Copy out all lines where "studies" appears.

§ §

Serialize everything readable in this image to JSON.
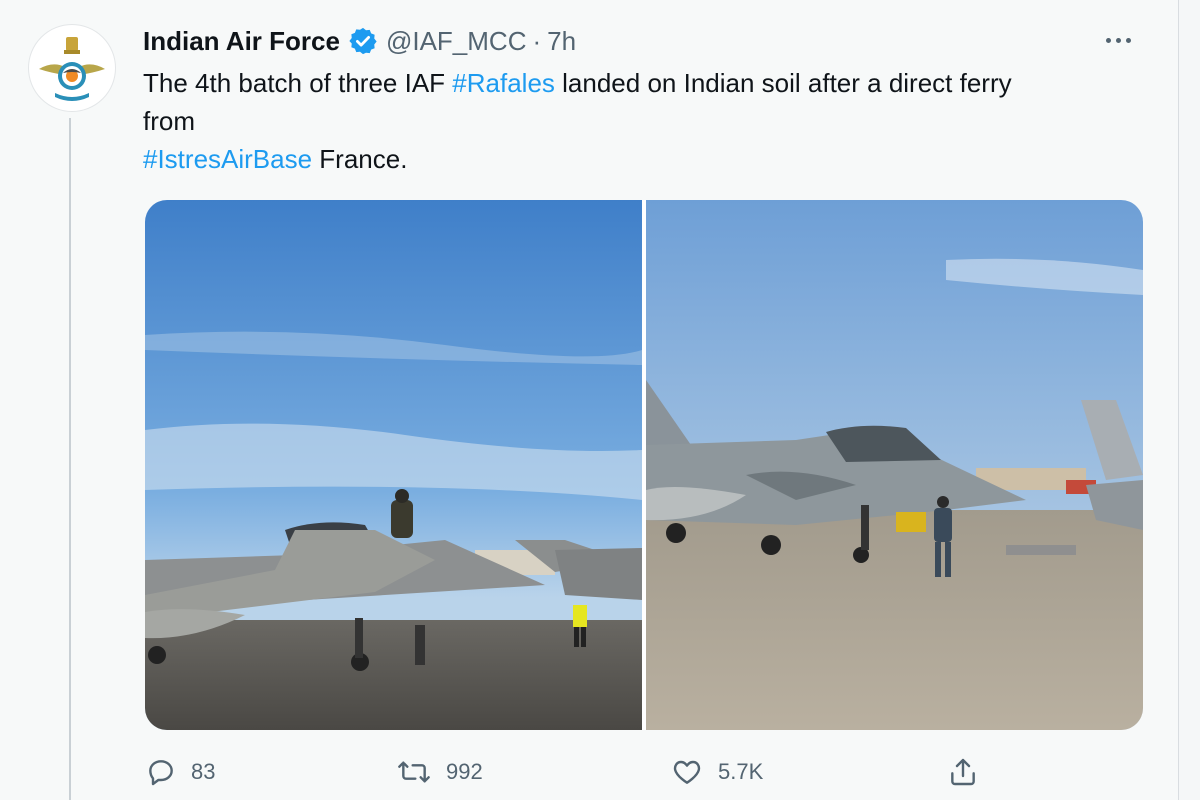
{
  "tweet": {
    "author_name": "Indian Air Force",
    "handle": "@IAF_MCC",
    "separator": "·",
    "time": "7h",
    "text_line1_pre": "The 4th batch of three IAF ",
    "hashtag1": "#Rafales",
    "text_line1_post": " landed on Indian soil after a direct ferry",
    "text_line2": "from",
    "hashtag2": "#IstresAirBase",
    "text_line3_post": " France.",
    "replies": "83",
    "retweets": "992",
    "likes": "5.7K"
  },
  "colors": {
    "hashtag": "#1d9bf0",
    "verified": "#1d9bf0",
    "secondary_text": "#536471"
  },
  "icons": {
    "verified": "verified-badge-icon",
    "more": "more-options-icon",
    "reply": "reply-icon",
    "retweet": "retweet-icon",
    "like": "heart-icon",
    "share": "share-icon",
    "avatar": "iaf-emblem-logo"
  }
}
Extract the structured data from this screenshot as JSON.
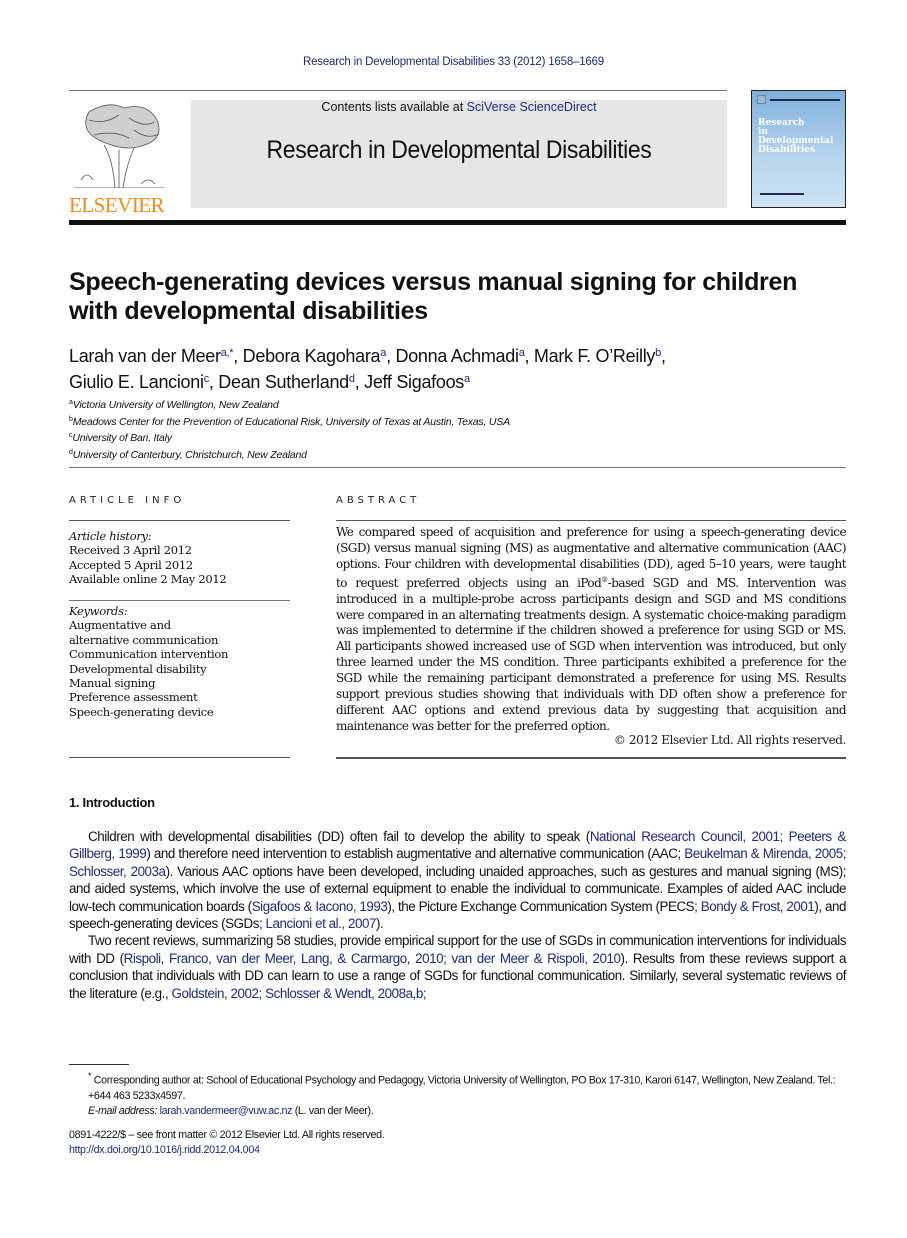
{
  "header": {
    "journal_reference": "Research in Developmental Disabilities 33 (2012) 1658–1669",
    "publisher_logo_text": "ELSEVIER",
    "contents_prefix": "Contents lists available at ",
    "contents_link": "SciVerse ScienceDirect",
    "journal_title": "Research in Developmental Disabilities",
    "cover_title_lines": [
      "Research",
      "in",
      "Developmental",
      "Disabilities"
    ],
    "colors": {
      "link": "#1f2a7a",
      "elsevier_orange": "#f28a1e",
      "masthead_bg": "#e6e6e6"
    }
  },
  "article": {
    "title": "Speech-generating devices versus manual signing for children with developmental disabilities",
    "authors_line1": [
      {
        "name": "Larah van der Meer",
        "sup": "a,*",
        "sep": ", "
      },
      {
        "name": "Debora Kagohara",
        "sup": "a",
        "sep": ", "
      },
      {
        "name": "Donna Achmadi",
        "sup": "a",
        "sep": ", "
      },
      {
        "name": "Mark F. O’Reilly",
        "sup": "b",
        "sep": ","
      }
    ],
    "authors_line2": [
      {
        "name": "Giulio E. Lancioni",
        "sup": "c",
        "sep": ", "
      },
      {
        "name": "Dean Sutherland",
        "sup": "d",
        "sep": ", "
      },
      {
        "name": "Jeff Sigafoos",
        "sup": "a",
        "sep": ""
      }
    ],
    "affiliations": [
      {
        "key": "a",
        "text": "Victoria University of Wellington, New Zealand"
      },
      {
        "key": "b",
        "text": "Meadows Center for the Prevention of Educational Risk, University of Texas at Austin, Texas, USA"
      },
      {
        "key": "c",
        "text": "University of Bari, Italy"
      },
      {
        "key": "d",
        "text": "University of Canterbury, Christchurch, New Zealand"
      }
    ]
  },
  "article_info": {
    "heading": "ARTICLE INFO",
    "history_label": "Article history:",
    "history": [
      "Received 3 April 2012",
      "Accepted 5 April 2012",
      "Available online 2 May 2012"
    ],
    "keywords_label": "Keywords:",
    "keywords": [
      "Augmentative and alternative communication",
      "Communication intervention",
      "Developmental disability",
      "Manual signing",
      "Preference assessment",
      "Speech-generating device"
    ]
  },
  "abstract": {
    "heading": "ABSTRACT",
    "text_before_sup": "We compared speed of acquisition and preference for using a speech-generating device (SGD) versus manual signing (MS) as augmentative and alternative communication (AAC) options. Four children with developmental disabilities (DD), aged 5–10 years, were taught to request preferred objects using an iPod",
    "sup": "®",
    "text_after_sup": "-based SGD and MS. Intervention was introduced in a multiple-probe across participants design and SGD and MS conditions were compared in an alternating treatments design. A systematic choice-making paradigm was implemented to determine if the children showed a preference for using SGD or MS. All participants showed increased use of SGD when intervention was introduced, but only three learned under the MS condition. Three participants exhibited a preference for the SGD while the remaining participant demonstrated a preference for using MS. Results support previous studies showing that individuals with DD often show a preference for different AAC options and extend previous data by suggesting that acquisition and maintenance was better for the preferred option.",
    "copyright": "© 2012 Elsevier Ltd. All rights reserved."
  },
  "introduction": {
    "heading": "1. Introduction",
    "paragraphs": [
      [
        {
          "t": "Children with developmental disabilities (DD) often fail to develop the ability to speak ("
        },
        {
          "link": "National Research Council, 2001; Peeters & Gillberg, 1999"
        },
        {
          "t": ") and therefore need intervention to establish augmentative and alternative communication (AAC; "
        },
        {
          "link": "Beukelman & Mirenda, 2005; Schlosser, 2003a"
        },
        {
          "t": "). Various AAC options have been developed, including unaided approaches, such as gestures and manual signing (MS); and aided systems, which involve the use of external equipment to enable the individual to communicate. Examples of aided AAC include low-tech communication boards ("
        },
        {
          "link": "Sigafoos & Iacono, 1993"
        },
        {
          "t": "), the Picture Exchange Communication System (PECS; "
        },
        {
          "link": "Bondy & Frost, 2001"
        },
        {
          "t": "), and speech-generating devices (SGDs; "
        },
        {
          "link": "Lancioni et al., 2007"
        },
        {
          "t": ")."
        }
      ],
      [
        {
          "t": "Two recent reviews, summarizing 58 studies, provide empirical support for the use of SGDs in communication interventions for individuals with DD ("
        },
        {
          "link": "Rispoli, Franco, van der Meer, Lang, & Carmargo, 2010; van der Meer & Rispoli, 2010"
        },
        {
          "t": "). Results from these reviews support a conclusion that individuals with DD can learn to use a range of SGDs for functional communication. Similarly, several systematic reviews of the literature (e.g., "
        },
        {
          "link": "Goldstein, 2002; Schlosser & Wendt, 2008a,b;"
        }
      ]
    ]
  },
  "footnote": {
    "marker": "*",
    "corresponding": "Corresponding author at: School of Educational Psychology and Pedagogy, Victoria University of Wellington, PO Box 17-310, Karori 6147, Wellington, New Zealand. Tel.: +644 463 5233x4597.",
    "email_label": "E-mail address:",
    "email": "larah.vandermeer@vuw.ac.nz",
    "email_suffix": " (L. van der Meer)."
  },
  "footer": {
    "issn_line": "0891-4222/$ – see front matter © 2012 Elsevier Ltd. All rights reserved.",
    "doi": "http://dx.doi.org/10.1016/j.ridd.2012.04.004"
  }
}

§ §

Exercise response:
    "text_after_sup": "-based SGD and MS. Intervention was introduced in a multiple-probe across participants design and SGD and MS conditions were compared in an alternating treatments design. A systematic choice-making paradigm was implemented to determine if the children showed a preference for using SGD or MS. All participants showed increased use of SGD when intervention was introduced, but only three learned under the MS condition. Three participants exhibited a preference for the SGD while the remaining participant demonstrated a preference for using MS. Results support previous studies showing that individuals with DD often show a preference for different AAC options and extend previous data by suggesting that acquisition and maintenance was better for the preferred option.",
          "t": "Two recent reviews, summarizing 58 studies, provide empirical support for the use of SGDs in communication interventions for individuals with DD ("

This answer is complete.